• Stated exercise:
Set down the material once more, exactly as it appears.

Stored items from a collection
▼▼▼
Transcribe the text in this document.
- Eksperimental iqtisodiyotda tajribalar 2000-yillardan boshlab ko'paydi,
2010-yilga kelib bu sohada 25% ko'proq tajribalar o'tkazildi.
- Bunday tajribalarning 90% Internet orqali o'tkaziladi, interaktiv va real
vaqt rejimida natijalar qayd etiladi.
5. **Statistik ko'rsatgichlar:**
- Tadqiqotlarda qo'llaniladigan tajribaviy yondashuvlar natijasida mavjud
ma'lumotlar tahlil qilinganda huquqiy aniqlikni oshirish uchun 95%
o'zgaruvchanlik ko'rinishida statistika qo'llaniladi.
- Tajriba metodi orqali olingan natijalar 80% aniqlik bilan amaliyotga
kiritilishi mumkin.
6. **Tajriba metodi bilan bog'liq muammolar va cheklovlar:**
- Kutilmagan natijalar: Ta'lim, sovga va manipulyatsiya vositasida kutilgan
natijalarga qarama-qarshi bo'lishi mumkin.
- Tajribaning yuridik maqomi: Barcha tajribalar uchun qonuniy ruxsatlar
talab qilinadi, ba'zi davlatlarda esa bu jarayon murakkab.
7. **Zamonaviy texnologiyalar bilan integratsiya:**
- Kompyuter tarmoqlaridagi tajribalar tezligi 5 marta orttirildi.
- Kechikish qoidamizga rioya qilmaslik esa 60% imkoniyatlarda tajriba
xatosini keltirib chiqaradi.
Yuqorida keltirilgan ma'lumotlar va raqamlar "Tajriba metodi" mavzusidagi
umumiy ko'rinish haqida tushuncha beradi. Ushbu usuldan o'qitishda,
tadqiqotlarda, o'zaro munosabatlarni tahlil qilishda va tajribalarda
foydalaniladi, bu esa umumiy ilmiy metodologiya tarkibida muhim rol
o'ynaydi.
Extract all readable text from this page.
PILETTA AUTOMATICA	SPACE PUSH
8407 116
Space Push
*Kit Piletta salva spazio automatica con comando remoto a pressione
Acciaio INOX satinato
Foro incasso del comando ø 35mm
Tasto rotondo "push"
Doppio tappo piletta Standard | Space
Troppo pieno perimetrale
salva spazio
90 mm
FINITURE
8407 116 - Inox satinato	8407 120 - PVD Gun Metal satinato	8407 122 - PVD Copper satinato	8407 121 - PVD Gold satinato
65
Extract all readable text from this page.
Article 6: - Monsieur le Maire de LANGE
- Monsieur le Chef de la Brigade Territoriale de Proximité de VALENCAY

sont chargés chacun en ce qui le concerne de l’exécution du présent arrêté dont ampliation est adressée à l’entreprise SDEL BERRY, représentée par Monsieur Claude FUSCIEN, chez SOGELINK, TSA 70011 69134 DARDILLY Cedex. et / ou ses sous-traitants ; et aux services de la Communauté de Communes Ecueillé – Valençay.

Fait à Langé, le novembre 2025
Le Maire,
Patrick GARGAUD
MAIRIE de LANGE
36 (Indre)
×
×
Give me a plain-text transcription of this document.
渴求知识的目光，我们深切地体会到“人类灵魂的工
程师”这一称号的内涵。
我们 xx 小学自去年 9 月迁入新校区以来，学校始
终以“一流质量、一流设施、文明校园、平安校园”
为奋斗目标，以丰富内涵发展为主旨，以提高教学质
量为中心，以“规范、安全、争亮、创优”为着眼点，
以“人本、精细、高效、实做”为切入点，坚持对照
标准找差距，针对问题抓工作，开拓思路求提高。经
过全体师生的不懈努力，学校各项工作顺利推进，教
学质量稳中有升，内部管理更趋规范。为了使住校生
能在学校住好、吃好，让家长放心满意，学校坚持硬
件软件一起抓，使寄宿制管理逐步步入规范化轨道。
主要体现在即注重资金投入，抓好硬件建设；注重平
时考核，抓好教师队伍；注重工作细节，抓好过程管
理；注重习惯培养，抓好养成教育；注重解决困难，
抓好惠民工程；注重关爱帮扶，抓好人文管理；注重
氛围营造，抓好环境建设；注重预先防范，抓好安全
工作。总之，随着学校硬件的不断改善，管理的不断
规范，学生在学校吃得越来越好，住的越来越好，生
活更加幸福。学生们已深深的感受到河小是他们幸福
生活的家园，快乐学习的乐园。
▲▲▲
• Finished task:
Transcribe the text in this document.
- Eksperimental iqtisodiyotda tajribalar 2000-yillardan boshlab ko'paydi,
2010-yilga kelib bu sohada 25% ko'proq tajribalar o'tkazildi.
- Bunday tajribalarning 90% Internet orqali o'tkaziladi, interaktiv va real
vaqt rejimida natijalar qayd etiladi.
5. **Statistik ko'rsatgichlar:**
- Tadqiqotlarda qo'llaniladigan tajribaviy yondashuvlar natijasida mavjud
ma'lumotlar tahlil qilinganda huquqiy aniqlikni oshirish uchun 95%
o'zgaruvchanlik ko'rinishida statistika qo'llaniladi.
- Tajriba metodi orqali olingan natijalar 80% aniqlik bilan amaliyotga
kiritilishi mumkin.
6. **Tajriba metodi bilan bog'liq muammolar va cheklovlar:**
- Kutilmagan natijalar: Ta'lim, sovga va manipulyatsiya vositasida kutilgan
natijalarga qarama-qarshi bo'lishi mumkin.
- Tajribaning yuridik maqomi: Barcha tajribalar uchun qonuniy ruxsatlar
talab qilinadi, ba'zi davlatlarda esa bu jarayon murakkab.
7. **Zamonaviy texnologiyalar bilan integratsiya:**
- Kompyuter tarmoqlaridagi tajribalar tezligi 5 marta orttirildi.
- Kechikish qoidamizga rioya qilmaslik esa 60% imkoniyatlarda tajriba
xatosini keltirib chiqaradi.
Yuqorida keltirilgan ma'lumotlar va raqamlar "Tajriba metodi" mavzusidagi
umumiy ko'rinish haqida tushuncha beradi. Ushbu usuldan o'qitishda,
tadqiqotlarda, o'zaro munosabatlarni tahlil qilishda va tajribalarda
foydalaniladi, bu esa umumiy ilmiy metodologiya tarkibida muhim rol
o'ynaydi.
Extract all readable text from this page.
PILETTA AUTOMATICA	SPACE PUSH
8407 116
Space Push
*Kit Piletta salva spazio automatica con comando remoto a pressione
Acciaio INOX satinato
Foro incasso del comando ø 35mm
Tasto rotondo "push"
Doppio tappo piletta Standard | Space
Troppo pieno perimetrale
salva spazio
90 mm
FINITURE
8407 116 - Inox satinato	8407 120 - PVD Gun Metal satinato	8407 122 - PVD Copper satinato	8407 121 - PVD Gold satinato
65
Extract all readable text from this page.
Article 6: - Monsieur le Maire de LANGE
- Monsieur le Chef de la Brigade Territoriale de Proximité de VALENCAY

sont chargés chacun en ce qui le concerne de l’exécution du présent arrêté dont ampliation est adressée à l’entreprise SDEL BERRY, représentée par Monsieur Claude FUSCIEN, chez SOGELINK, TSA 70011 69134 DARDILLY Cedex. et / ou ses sous-traitants ; et aux services de la Communauté de Communes Ecueillé – Valençay.

Fait à Langé, le novembre 2025
Le Maire,
Patrick GARGAUD
MAIRIE de LANGE
36 (Indre)
×
×
Give me a plain-text transcription of this document.
渴求知识的目光，我们深切地体会到“人类灵魂的工
程师”这一称号的内涵。
我们 xx 小学自去年 9 月迁入新校区以来，学校始
终以“一流质量、一流设施、文明校园、平安校园”
为奋斗目标，以丰富内涵发展为主旨，以提高教学质
量为中心，以“规范、安全、争亮、创优”为着眼点，
以“人本、精细、高效、实做”为切入点，坚持对照
标准找差距，针对问题抓工作，开拓思路求提高。经
过全体师生的不懈努力，学校各项工作顺利推进，教
学质量稳中有升，内部管理更趋规范。为了使住校生
能在学校住好、吃好，让家长放心满意，学校坚持硬
件软件一起抓，使寄宿制管理逐步步入规范化轨道。
主要体现在即注重资金投入，抓好硬件建设；注重平
时考核，抓好教师队伍；注重工作细节，抓好过程管
理；注重习惯培养，抓好养成教育；注重解决困难，
抓好惠民工程；注重关爱帮扶，抓好人文管理；注重
氛围营造，抓好环境建设；注重预先防范，抓好安全
工作。总之，随着学校硬件的不断改善，管理的不断
规范，学生在学校吃得越来越好，住的越来越好，生
活更加幸福。学生们已深深的感受到河小是他们幸福
生活的家园，快乐学习的乐园。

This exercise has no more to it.